* [EXERCISE GOAL]: Search the data below for the word "Extension" and copy each line that holds it.

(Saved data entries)
***
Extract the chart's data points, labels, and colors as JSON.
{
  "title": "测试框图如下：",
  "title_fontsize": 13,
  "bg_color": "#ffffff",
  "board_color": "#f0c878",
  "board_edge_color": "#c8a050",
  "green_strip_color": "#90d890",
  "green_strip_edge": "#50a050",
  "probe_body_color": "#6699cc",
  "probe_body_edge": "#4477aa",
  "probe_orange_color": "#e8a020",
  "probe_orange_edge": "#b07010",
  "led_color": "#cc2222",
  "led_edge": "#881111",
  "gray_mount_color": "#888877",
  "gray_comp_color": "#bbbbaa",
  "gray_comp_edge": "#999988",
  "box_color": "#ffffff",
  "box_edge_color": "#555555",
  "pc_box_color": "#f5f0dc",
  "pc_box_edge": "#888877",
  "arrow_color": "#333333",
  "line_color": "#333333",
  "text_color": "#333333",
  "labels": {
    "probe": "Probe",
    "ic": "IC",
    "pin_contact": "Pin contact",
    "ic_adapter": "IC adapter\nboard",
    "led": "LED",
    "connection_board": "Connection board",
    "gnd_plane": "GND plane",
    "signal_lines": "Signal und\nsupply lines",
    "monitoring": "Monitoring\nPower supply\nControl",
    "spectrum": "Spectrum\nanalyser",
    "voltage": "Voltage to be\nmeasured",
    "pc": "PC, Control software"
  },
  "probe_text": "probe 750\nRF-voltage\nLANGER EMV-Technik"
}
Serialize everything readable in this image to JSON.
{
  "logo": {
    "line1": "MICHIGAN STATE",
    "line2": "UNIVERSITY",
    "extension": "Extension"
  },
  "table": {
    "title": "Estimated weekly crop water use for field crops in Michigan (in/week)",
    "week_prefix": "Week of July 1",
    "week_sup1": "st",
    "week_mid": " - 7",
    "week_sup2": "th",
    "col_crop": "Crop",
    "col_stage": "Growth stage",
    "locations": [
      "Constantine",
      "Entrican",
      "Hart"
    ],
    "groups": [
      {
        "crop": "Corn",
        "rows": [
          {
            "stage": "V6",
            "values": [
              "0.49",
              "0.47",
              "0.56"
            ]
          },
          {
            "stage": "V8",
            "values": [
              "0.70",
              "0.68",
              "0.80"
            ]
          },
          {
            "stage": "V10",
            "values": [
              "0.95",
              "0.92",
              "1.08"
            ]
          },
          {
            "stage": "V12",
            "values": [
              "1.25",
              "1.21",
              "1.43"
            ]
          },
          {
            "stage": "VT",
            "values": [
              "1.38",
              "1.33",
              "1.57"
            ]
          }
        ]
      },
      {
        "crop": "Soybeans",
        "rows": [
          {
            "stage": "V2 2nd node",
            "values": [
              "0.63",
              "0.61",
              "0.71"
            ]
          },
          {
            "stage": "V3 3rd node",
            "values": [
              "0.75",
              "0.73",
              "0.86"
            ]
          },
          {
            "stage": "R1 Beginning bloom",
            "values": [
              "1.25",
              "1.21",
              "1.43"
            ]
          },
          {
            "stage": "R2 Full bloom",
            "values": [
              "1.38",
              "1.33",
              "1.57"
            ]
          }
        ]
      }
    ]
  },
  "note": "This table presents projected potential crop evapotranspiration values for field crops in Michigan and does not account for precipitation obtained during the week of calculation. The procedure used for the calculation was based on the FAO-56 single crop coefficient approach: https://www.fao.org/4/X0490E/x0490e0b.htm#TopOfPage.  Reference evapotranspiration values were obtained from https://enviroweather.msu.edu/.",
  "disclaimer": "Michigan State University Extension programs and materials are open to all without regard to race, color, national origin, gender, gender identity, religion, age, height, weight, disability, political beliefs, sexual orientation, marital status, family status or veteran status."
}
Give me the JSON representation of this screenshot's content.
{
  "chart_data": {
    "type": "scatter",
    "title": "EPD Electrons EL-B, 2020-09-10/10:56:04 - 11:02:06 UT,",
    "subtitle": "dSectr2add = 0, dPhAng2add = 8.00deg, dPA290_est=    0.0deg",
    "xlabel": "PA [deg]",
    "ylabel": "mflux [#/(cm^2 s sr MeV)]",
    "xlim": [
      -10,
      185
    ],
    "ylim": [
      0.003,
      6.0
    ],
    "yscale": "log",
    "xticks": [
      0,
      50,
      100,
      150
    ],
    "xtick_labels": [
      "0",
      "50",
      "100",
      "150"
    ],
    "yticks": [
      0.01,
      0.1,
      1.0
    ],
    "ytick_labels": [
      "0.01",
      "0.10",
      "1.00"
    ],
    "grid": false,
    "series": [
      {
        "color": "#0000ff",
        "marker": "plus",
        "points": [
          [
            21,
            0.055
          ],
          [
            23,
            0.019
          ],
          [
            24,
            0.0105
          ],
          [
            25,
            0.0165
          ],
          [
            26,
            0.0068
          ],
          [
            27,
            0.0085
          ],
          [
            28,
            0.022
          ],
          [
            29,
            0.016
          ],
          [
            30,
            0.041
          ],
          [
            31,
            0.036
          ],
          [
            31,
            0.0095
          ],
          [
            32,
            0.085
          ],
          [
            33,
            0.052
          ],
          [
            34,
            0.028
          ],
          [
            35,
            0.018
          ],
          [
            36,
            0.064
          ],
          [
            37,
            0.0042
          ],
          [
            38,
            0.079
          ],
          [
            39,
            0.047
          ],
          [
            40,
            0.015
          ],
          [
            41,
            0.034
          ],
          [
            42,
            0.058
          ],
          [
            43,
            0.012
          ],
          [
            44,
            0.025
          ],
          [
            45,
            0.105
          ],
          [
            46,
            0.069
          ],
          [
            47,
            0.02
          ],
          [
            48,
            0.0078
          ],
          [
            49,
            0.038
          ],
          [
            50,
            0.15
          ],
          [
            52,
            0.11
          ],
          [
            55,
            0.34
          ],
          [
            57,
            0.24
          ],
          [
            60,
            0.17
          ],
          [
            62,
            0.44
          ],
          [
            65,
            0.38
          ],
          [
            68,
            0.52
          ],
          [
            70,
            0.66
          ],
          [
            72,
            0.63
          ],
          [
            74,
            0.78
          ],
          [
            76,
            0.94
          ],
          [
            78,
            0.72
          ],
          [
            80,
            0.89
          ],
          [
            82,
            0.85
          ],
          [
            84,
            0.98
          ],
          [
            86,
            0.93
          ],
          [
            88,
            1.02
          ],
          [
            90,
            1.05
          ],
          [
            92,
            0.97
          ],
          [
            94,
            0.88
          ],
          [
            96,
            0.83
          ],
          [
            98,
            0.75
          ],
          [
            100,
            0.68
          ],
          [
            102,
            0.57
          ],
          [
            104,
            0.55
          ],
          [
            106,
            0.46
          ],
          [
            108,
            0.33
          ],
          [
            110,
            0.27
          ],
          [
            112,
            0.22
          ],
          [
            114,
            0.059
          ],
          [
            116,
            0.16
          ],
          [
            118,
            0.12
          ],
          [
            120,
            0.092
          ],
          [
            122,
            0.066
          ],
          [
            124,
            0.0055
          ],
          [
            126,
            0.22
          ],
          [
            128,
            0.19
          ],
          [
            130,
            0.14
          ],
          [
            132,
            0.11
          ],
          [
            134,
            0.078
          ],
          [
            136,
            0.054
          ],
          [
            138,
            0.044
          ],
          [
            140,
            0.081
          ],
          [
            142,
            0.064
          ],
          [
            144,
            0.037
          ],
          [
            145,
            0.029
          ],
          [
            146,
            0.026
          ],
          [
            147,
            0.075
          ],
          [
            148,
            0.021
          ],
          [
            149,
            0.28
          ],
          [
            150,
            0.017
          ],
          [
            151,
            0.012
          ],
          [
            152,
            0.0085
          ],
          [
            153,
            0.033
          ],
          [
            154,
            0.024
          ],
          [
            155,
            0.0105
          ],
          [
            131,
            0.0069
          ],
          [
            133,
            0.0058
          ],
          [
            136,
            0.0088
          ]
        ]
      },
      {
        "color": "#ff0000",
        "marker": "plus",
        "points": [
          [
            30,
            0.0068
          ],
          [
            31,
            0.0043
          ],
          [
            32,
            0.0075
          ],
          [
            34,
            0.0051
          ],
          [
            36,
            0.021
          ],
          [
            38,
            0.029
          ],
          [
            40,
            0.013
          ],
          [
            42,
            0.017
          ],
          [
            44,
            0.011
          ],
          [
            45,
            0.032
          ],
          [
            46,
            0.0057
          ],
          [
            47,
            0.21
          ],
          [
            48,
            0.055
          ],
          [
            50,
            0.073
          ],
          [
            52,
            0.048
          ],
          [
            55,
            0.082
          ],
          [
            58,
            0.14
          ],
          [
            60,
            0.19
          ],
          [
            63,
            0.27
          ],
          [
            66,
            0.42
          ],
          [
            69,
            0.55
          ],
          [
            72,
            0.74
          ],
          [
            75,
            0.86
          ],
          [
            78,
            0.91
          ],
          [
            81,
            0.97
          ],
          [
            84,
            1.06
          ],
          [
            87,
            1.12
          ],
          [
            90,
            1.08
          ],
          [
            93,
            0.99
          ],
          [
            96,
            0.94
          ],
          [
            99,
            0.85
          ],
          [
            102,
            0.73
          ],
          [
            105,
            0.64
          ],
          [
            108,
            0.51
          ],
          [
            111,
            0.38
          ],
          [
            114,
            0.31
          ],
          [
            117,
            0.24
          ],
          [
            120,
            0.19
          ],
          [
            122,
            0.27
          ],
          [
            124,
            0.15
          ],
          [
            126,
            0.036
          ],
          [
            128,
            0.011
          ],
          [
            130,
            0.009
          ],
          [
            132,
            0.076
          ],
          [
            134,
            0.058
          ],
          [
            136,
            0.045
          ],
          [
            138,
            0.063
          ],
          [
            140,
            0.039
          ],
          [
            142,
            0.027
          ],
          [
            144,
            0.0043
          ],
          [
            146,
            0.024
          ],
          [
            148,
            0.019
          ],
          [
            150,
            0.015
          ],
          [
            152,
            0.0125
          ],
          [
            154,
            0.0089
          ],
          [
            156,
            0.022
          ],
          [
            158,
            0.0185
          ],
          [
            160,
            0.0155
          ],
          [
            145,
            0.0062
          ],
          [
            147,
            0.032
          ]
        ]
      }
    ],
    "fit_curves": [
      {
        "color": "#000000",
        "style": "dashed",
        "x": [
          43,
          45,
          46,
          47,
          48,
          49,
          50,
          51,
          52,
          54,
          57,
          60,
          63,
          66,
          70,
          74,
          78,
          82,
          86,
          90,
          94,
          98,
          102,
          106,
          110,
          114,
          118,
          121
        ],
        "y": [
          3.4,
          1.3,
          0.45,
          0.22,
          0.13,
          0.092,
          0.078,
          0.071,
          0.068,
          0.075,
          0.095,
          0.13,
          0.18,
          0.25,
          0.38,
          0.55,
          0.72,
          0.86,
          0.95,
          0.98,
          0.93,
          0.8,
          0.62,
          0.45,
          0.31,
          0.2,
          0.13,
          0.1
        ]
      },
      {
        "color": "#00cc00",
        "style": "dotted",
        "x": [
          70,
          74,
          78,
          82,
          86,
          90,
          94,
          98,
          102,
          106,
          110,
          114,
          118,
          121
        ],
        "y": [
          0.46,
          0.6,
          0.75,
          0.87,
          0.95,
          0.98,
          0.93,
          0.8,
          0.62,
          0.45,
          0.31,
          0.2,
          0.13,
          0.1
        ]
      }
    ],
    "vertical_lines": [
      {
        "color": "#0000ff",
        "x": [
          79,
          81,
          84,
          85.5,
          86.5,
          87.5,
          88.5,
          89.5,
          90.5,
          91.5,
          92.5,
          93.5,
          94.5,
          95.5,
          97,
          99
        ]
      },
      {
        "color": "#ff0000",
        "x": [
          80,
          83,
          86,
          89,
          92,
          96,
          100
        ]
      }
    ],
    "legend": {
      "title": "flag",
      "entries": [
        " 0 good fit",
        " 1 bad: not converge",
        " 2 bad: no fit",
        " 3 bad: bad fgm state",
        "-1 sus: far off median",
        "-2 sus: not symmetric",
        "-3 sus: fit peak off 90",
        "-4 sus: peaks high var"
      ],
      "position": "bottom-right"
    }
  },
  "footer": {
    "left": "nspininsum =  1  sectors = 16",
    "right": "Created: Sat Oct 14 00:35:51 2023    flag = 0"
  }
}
***
* [ANSWER BELOW]:
    "extension": "Extension"
  "disclaimer": "Michigan State University Extension programs and materials are open to all without regard to race, color, national origin, gender, gender identity, religion, age, height, weight, disability, political beliefs, sexual orientation, marital status, family status or veteran status."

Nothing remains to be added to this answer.